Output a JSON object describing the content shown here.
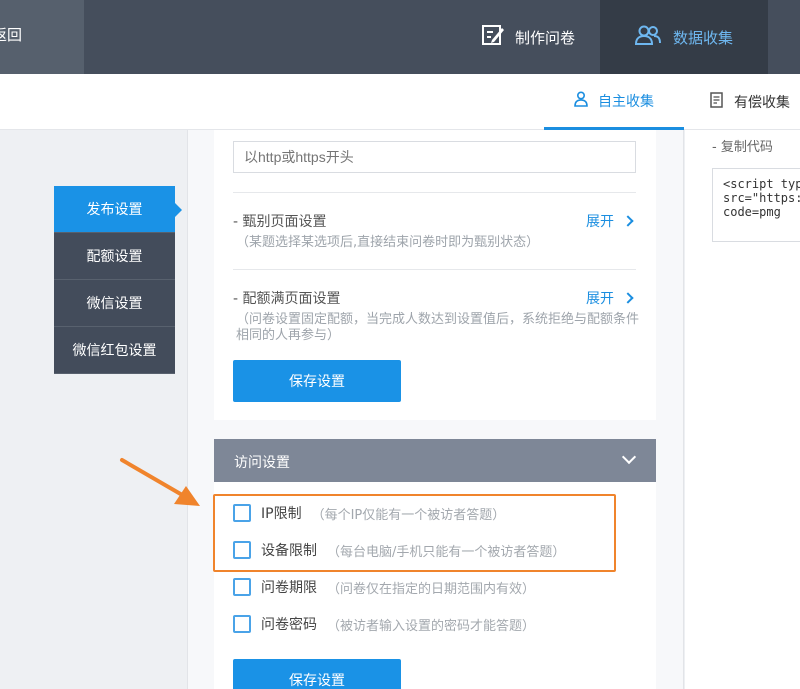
{
  "topbar": {
    "back_label": "返回",
    "make_label": "制作问卷",
    "data_label": "数据收集",
    "make_icon": "edit-icon",
    "data_icon": "users-icon"
  },
  "subtabs": {
    "self_label": "自主收集",
    "paid_label": "有偿收集",
    "self_icon": "person-icon",
    "paid_icon": "document-icon"
  },
  "leftmenu": {
    "items": [
      {
        "label": "发布设置",
        "active": true
      },
      {
        "label": "配额设置",
        "active": false
      },
      {
        "label": "微信设置",
        "active": false
      },
      {
        "label": "微信红包设置",
        "active": false
      }
    ]
  },
  "publish": {
    "url_placeholder": "以http或https开头",
    "screen_title": "- 甄别页面设置",
    "screen_desc": "（某题选择某选项后,直接结束问卷时即为甄别状态）",
    "quota_title": "- 配额满页面设置",
    "quota_desc": "（问卷设置固定配额，当完成人数达到设置值后，系统拒绝与配额条件相同的人再参与）",
    "expand_label": "展开",
    "save_label": "保存设置"
  },
  "access": {
    "title": "访问设置",
    "options": [
      {
        "label": "IP限制",
        "desc": "（每个IP仅能有一个被访者答题）",
        "checked": false
      },
      {
        "label": "设备限制",
        "desc": "（每台电脑/手机只能有一个被访者答题）",
        "checked": false
      },
      {
        "label": "问卷期限",
        "desc": "（问卷仅在指定的日期范围内有效）",
        "checked": false
      },
      {
        "label": "问卷密码",
        "desc": "（被访者输入设置的密码才能答题）",
        "checked": false
      }
    ],
    "save_label": "保存设置"
  },
  "right": {
    "copy_label": "- 复制代码",
    "code_text": "<script type\nsrc=\"https:/\ncode=pmg"
  },
  "colors": {
    "accent": "#1a92e6",
    "highlight": "#f0842c",
    "topbar": "#454e5c"
  }
}
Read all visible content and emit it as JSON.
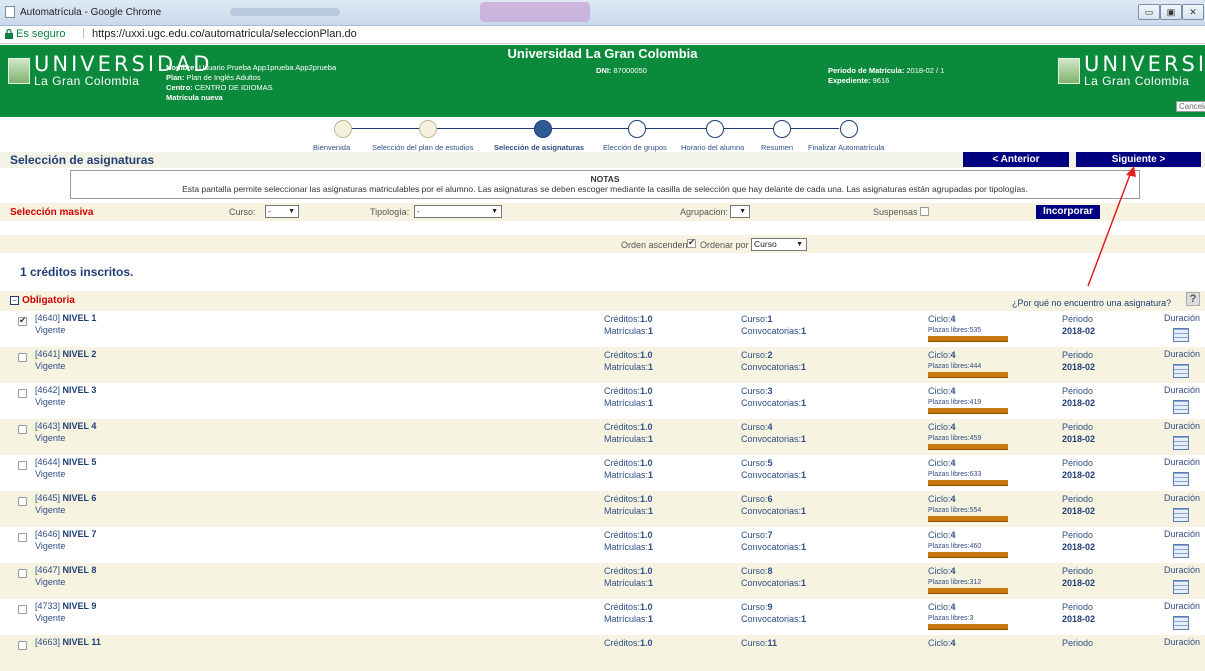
{
  "browser": {
    "window_title": "Automatrícula - Google Chrome",
    "secure_label": "Es seguro",
    "url": "https://uxxi.ugc.edu.co/automatricula/seleccionPlan.do"
  },
  "header": {
    "university_title": "Universidad La Gran Colombia",
    "logo_big": "UNIVERSIDAD",
    "logo_small": "La Gran Colombia",
    "nombre_label": "Nombre:",
    "nombre_value": "Usuario Prueba App1prueba App2prueba",
    "plan_label": "Plan:",
    "plan_value": "Plan de Inglés Adultos",
    "centro_label": "Centro:",
    "centro_value": "CENTRO DE IDIOMAS",
    "matricula": "Matrícula nueva",
    "dni_label": "DNI:",
    "dni_value": "87000050",
    "periodo_label": "Periodo de Matrícula:",
    "periodo_value": "2018-02 / 1",
    "expediente_label": "Expediente:",
    "expediente_value": "9616",
    "cancel_label": "Cancelar"
  },
  "steps": [
    {
      "label": "Bienvenida",
      "state": "done"
    },
    {
      "label": "Selección del plan de estudios",
      "state": "done"
    },
    {
      "label": "Selección de asignaturas",
      "state": "current"
    },
    {
      "label": "Elección de grupos",
      "state": "pending"
    },
    {
      "label": "Horario del alumno",
      "state": "pending"
    },
    {
      "label": "Resumen",
      "state": "pending"
    },
    {
      "label": "Finalizar Automatrícula",
      "state": "pending"
    }
  ],
  "section": {
    "title": "Selección de asignaturas",
    "prev_label": "< Anterior",
    "next_label": "Siguiente >"
  },
  "notes": {
    "title": "NOTAS",
    "text": "Esta pantalla permite seleccionar las asignaturas matriculables por el alumno. Las asignaturas se deben escoger mediante la casilla de selección que hay delante de cada una. Las asignaturas están agrupadas por tipologías."
  },
  "masiva": {
    "title": "Selección masiva",
    "curso_label": "Curso:",
    "curso_value": "-",
    "tipologia_label": "Tipología:",
    "tipologia_value": "-",
    "agrupacion_label": "Agrupacion:",
    "agrupacion_value": "",
    "suspensas_label": "Suspensas",
    "incorporar_label": "Incorporar"
  },
  "orden": {
    "asc_label": "Orden ascendente",
    "asc_checked": true,
    "ordenar_label": "Ordenar por",
    "ordenar_value": "Curso"
  },
  "creditos_inscritos": "1 créditos inscritos.",
  "group": {
    "toggle": "−",
    "title": "Obligatoria",
    "why_label": "¿Por qué no encuentro una asignatura?",
    "help_label": "?"
  },
  "labels": {
    "creditos": "Créditos:",
    "matriculas": "Matrículas:",
    "curso": "Curso:",
    "convocatorias": "Convocatorias:",
    "ciclo": "Ciclo:",
    "periodo": "Periodo",
    "duracion": "Duración"
  },
  "subjects": [
    {
      "code": "[4640]",
      "name": "NIVEL 1",
      "status": "Vigente",
      "creditos": "1.0",
      "matriculas": "1",
      "curso": "1",
      "convocatorias": "1",
      "ciclo": "4",
      "plazas": "Plazas libres:535",
      "periodo": "2018-02",
      "checked": true
    },
    {
      "code": "[4641]",
      "name": "NIVEL 2",
      "status": "Vigente",
      "creditos": "1.0",
      "matriculas": "1",
      "curso": "2",
      "convocatorias": "1",
      "ciclo": "4",
      "plazas": "Plazas libres:444",
      "periodo": "2018-02",
      "checked": false
    },
    {
      "code": "[4642]",
      "name": "NIVEL 3",
      "status": "Vigente",
      "creditos": "1.0",
      "matriculas": "1",
      "curso": "3",
      "convocatorias": "1",
      "ciclo": "4",
      "plazas": "Plazas libres:419",
      "periodo": "2018-02",
      "checked": false
    },
    {
      "code": "[4643]",
      "name": "NIVEL 4",
      "status": "Vigente",
      "creditos": "1.0",
      "matriculas": "1",
      "curso": "4",
      "convocatorias": "1",
      "ciclo": "4",
      "plazas": "Plazas libres:459",
      "periodo": "2018-02",
      "checked": false
    },
    {
      "code": "[4644]",
      "name": "NIVEL 5",
      "status": "Vigente",
      "creditos": "1.0",
      "matriculas": "1",
      "curso": "5",
      "convocatorias": "1",
      "ciclo": "4",
      "plazas": "Plazas libres:633",
      "periodo": "2018-02",
      "checked": false
    },
    {
      "code": "[4645]",
      "name": "NIVEL 6",
      "status": "Vigente",
      "creditos": "1.0",
      "matriculas": "1",
      "curso": "6",
      "convocatorias": "1",
      "ciclo": "4",
      "plazas": "Plazas libres:554",
      "periodo": "2018-02",
      "checked": false
    },
    {
      "code": "[4646]",
      "name": "NIVEL 7",
      "status": "Vigente",
      "creditos": "1.0",
      "matriculas": "1",
      "curso": "7",
      "convocatorias": "1",
      "ciclo": "4",
      "plazas": "Plazas libres:460",
      "periodo": "2018-02",
      "checked": false
    },
    {
      "code": "[4647]",
      "name": "NIVEL 8",
      "status": "Vigente",
      "creditos": "1.0",
      "matriculas": "1",
      "curso": "8",
      "convocatorias": "1",
      "ciclo": "4",
      "plazas": "Plazas libres:312",
      "periodo": "2018-02",
      "checked": false
    },
    {
      "code": "[4733]",
      "name": "NIVEL 9",
      "status": "Vigente",
      "creditos": "1.0",
      "matriculas": "1",
      "curso": "9",
      "convocatorias": "1",
      "ciclo": "4",
      "plazas": "Plazas libres:3",
      "periodo": "2018-02",
      "checked": false
    },
    {
      "code": "[4663]",
      "name": "NIVEL 11",
      "status": "",
      "creditos": "1.0",
      "matriculas": "",
      "curso": "11",
      "convocatorias": "",
      "ciclo": "4",
      "plazas": "",
      "periodo": "",
      "checked": false
    }
  ],
  "colors": {
    "header_green": "#0c8a3b",
    "nav_blue": "#000080",
    "accent_red": "#cc0000",
    "arrow_red": "#e02020"
  }
}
+===+
All of the data needs repeating exactly, but the pictures do not.

Output a JSON object describing the content shown here.
{
  "topbar": {
    "back_label": "返回",
    "make_label": "制作问卷",
    "data_label": "数据收集",
    "make_icon": "edit-icon",
    "data_icon": "users-icon"
  },
  "subtabs": {
    "self_label": "自主收集",
    "paid_label": "有偿收集",
    "self_icon": "person-icon",
    "paid_icon": "document-icon"
  },
  "leftmenu": {
    "items": [
      {
        "label": "发布设置",
        "active": true
      },
      {
        "label": "配额设置",
        "active": false
      },
      {
        "label": "微信设置",
        "active": false
      },
      {
        "label": "微信红包设置",
        "active": false
      }
    ]
  },
  "publish": {
    "url_placeholder": "以http或https开头",
    "screen_title": "- 甄别页面设置",
    "screen_desc": "（某题选择某选项后,直接结束问卷时即为甄别状态）",
    "quota_title": "- 配额满页面设置",
    "quota_desc": "（问卷设置固定配额，当完成人数达到设置值后，系统拒绝与配额条件相同的人再参与）",
    "expand_label": "展开",
    "save_label": "保存设置"
  },
  "access": {
    "title": "访问设置",
    "options": [
      {
        "label": "IP限制",
        "desc": "（每个IP仅能有一个被访者答题）",
        "checked": false
      },
      {
        "label": "设备限制",
        "desc": "（每台电脑/手机只能有一个被访者答题）",
        "checked": false
      },
      {
        "label": "问卷期限",
        "desc": "（问卷仅在指定的日期范围内有效）",
        "checked": false
      },
      {
        "label": "问卷密码",
        "desc": "（被访者输入设置的密码才能答题）",
        "checked": false
      }
    ],
    "save_label": "保存设置"
  },
  "right": {
    "copy_label": "- 复制代码",
    "code_text": "<script type\nsrc=\"https:/\ncode=pmg"
  },
  "colors": {
    "accent": "#1a92e6",
    "highlight": "#f0842c",
    "topbar": "#454e5c"
  }
}
Read all visible content and emit it as JSON.
{
  "browser": {
    "window_title": "Automatrícula - Google Chrome",
    "secure_label": "Es seguro",
    "url": "https://uxxi.ugc.edu.co/automatricula/seleccionPlan.do"
  },
  "header": {
    "university_title": "Universidad La Gran Colombia",
    "logo_big": "UNIVERSIDAD",
    "logo_small": "La Gran Colombia",
    "nombre_label": "Nombre:",
    "nombre_value": "Usuario Prueba App1prueba App2prueba",
    "plan_label": "Plan:",
    "plan_value": "Plan de Inglés Adultos",
    "centro_label": "Centro:",
    "centro_value": "CENTRO DE IDIOMAS",
    "matricula": "Matrícula nueva",
    "dni_label": "DNI:",
    "dni_value": "87000050",
    "periodo_label": "Periodo de Matrícula:",
    "periodo_value": "2018-02 / 1",
    "expediente_label": "Expediente:",
    "expediente_value": "9616",
    "cancel_label": "Cancelar"
  },
  "steps": [
    {
      "label": "Bienvenida",
      "state": "done"
    },
    {
      "label": "Selección del plan de estudios",
      "state": "done"
    },
    {
      "label": "Selección de asignaturas",
      "state": "current"
    },
    {
      "label": "Elección de grupos",
      "state": "pending"
    },
    {
      "label": "Horario del alumno",
      "state": "pending"
    },
    {
      "label": "Resumen",
      "state": "pending"
    },
    {
      "label": "Finalizar Automatrícula",
      "state": "pending"
    }
  ],
  "section": {
    "title": "Selección de asignaturas",
    "prev_label": "< Anterior",
    "next_label": "Siguiente >"
  },
  "notes": {
    "title": "NOTAS",
    "text": "Esta pantalla permite seleccionar las asignaturas matriculables por el alumno. Las asignaturas se deben escoger mediante la casilla de selección que hay delante de cada una. Las asignaturas están agrupadas por tipologías."
  },
  "masiva": {
    "title": "Selección masiva",
    "curso_label": "Curso:",
    "curso_value": "-",
    "tipologia_label": "Tipología:",
    "tipologia_value": "-",
    "agrupacion_label": "Agrupacion:",
    "agrupacion_value": "",
    "suspensas_label": "Suspensas",
    "incorporar_label": "Incorporar"
  },
  "orden": {
    "asc_label": "Orden ascendente",
    "asc_checked": true,
    "ordenar_label": "Ordenar por",
    "ordenar_value": "Curso"
  },
  "creditos_inscritos": "1 créditos inscritos.",
  "group": {
    "toggle": "−",
    "title": "Obligatoria",
    "why_label": "¿Por qué no encuentro una asignatura?",
    "help_label": "?"
  },
  "labels": {
    "creditos": "Créditos:",
    "matriculas": "Matrículas:",
    "curso": "Curso:",
    "convocatorias": "Convocatorias:",
    "ciclo": "Ciclo:",
    "periodo": "Periodo",
    "duracion": "Duración"
  },
  "subjects": [
    {
      "code": "[4640]",
      "name": "NIVEL 1",
      "status": "Vigente",
      "creditos": "1.0",
      "matriculas": "1",
      "curso": "1",
      "convocatorias": "1",
      "ciclo": "4",
      "plazas": "Plazas libres:535",
      "periodo": "2018-02",
      "checked": true
    },
    {
      "code": "[4641]",
      "name": "NIVEL 2",
      "status": "Vigente",
      "creditos": "1.0",
      "matriculas": "1",
      "curso": "2",
      "convocatorias": "1",
      "ciclo": "4",
      "plazas": "Plazas libres:444",
      "periodo": "2018-02",
      "checked": false
    },
    {
      "code": "[4642]",
      "name": "NIVEL 3",
      "status": "Vigente",
      "creditos": "1.0",
      "matriculas": "1",
      "curso": "3",
      "convocatorias": "1",
      "ciclo": "4",
      "plazas": "Plazas libres:419",
      "periodo": "2018-02",
      "checked": false
    },
    {
      "code": "[4643]",
      "name": "NIVEL 4",
      "status": "Vigente",
      "creditos": "1.0",
      "matriculas": "1",
      "curso": "4",
      "convocatorias": "1",
      "ciclo": "4",
      "plazas": "Plazas libres:459",
      "periodo": "2018-02",
      "checked": false
    },
    {
      "code": "[4644]",
      "name": "NIVEL 5",
      "status": "Vigente",
      "creditos": "1.0",
      "matriculas": "1",
      "curso": "5",
      "convocatorias": "1",
      "ciclo": "4",
      "plazas": "Plazas libres:633",
      "periodo": "2018-02",
      "checked": false
    },
    {
      "code": "[4645]",
      "name": "NIVEL 6",
      "status": "Vigente",
      "creditos": "1.0",
      "matriculas": "1",
      "curso": "6",
      "convocatorias": "1",
      "ciclo": "4",
      "plazas": "Plazas libres:554",
      "periodo": "2018-02",
      "checked": false
    },
    {
      "code": "[4646]",
      "name": "NIVEL 7",
      "status": "Vigente",
      "creditos": "1.0",
      "matriculas": "1",
      "curso": "7",
      "convocatorias": "1",
      "ciclo": "4",
      "plazas": "Plazas libres:460",
      "periodo": "2018-02",
      "checked": false
    },
    {
      "code": "[4647]",
      "name": "NIVEL 8",
      "status": "Vigente",
      "creditos": "1.0",
      "matriculas": "1",
      "curso": "8",
      "convocatorias": "1",
      "ciclo": "4",
      "plazas": "Plazas libres:312",
      "periodo": "2018-02",
      "checked": false
    },
    {
      "code": "[4733]",
      "name": "NIVEL 9",
      "status": "Vigente",
      "creditos": "1.0",
      "matriculas": "1",
      "curso": "9",
      "convocatorias": "1",
      "ciclo": "4",
      "plazas": "Plazas libres:3",
      "periodo": "2018-02",
      "checked": false
    },
    {
      "code": "[4663]",
      "name": "NIVEL 11",
      "status": "",
      "creditos": "1.0",
      "matriculas": "",
      "curso": "11",
      "convocatorias": "",
      "ciclo": "4",
      "plazas": "",
      "periodo": "",
      "checked": false
    }
  ],
  "colors": {
    "header_green": "#0c8a3b",
    "nav_blue": "#000080",
    "accent_red": "#cc0000",
    "arrow_red": "#e02020"
  }
}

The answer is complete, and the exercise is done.